__Data for the task__:
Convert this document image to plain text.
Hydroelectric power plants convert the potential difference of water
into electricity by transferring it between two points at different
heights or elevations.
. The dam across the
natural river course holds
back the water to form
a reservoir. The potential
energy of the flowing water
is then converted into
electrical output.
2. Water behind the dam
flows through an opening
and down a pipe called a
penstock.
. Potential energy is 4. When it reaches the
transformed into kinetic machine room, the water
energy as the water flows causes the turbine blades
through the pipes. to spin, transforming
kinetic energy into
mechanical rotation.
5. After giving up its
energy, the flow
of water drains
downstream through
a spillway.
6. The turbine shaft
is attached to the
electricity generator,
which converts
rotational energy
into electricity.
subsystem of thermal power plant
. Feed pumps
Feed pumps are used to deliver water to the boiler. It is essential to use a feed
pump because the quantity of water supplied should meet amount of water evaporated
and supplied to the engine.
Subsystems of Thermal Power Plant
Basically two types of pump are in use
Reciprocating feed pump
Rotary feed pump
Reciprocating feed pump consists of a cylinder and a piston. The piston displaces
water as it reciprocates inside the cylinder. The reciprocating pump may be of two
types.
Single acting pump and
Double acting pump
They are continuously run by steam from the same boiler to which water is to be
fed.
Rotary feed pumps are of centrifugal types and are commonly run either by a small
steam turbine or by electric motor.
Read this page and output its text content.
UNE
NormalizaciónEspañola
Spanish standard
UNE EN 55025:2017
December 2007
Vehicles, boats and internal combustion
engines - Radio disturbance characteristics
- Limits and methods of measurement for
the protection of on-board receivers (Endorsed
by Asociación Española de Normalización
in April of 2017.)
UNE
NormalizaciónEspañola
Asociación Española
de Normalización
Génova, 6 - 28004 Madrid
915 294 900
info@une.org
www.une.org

__Exercise aim__:
Only the lines from the one containing "Read this page and output its text content." to the end of the listing belong in the output, each reproduced exactly.

__Written solution__:
Read this page and output its text content.
UNE
NormalizaciónEspañola
Spanish standard
UNE EN 55025:2017
December 2007
Vehicles, boats and internal combustion
engines - Radio disturbance characteristics
- Limits and methods of measurement for
the protection of on-board receivers (Endorsed
by Asociación Española de Normalización
in April of 2017.)
UNE
NormalizaciónEspañola
Asociación Española
de Normalización
Génova, 6 - 28004 Madrid
915 294 900
info@une.org
www.une.org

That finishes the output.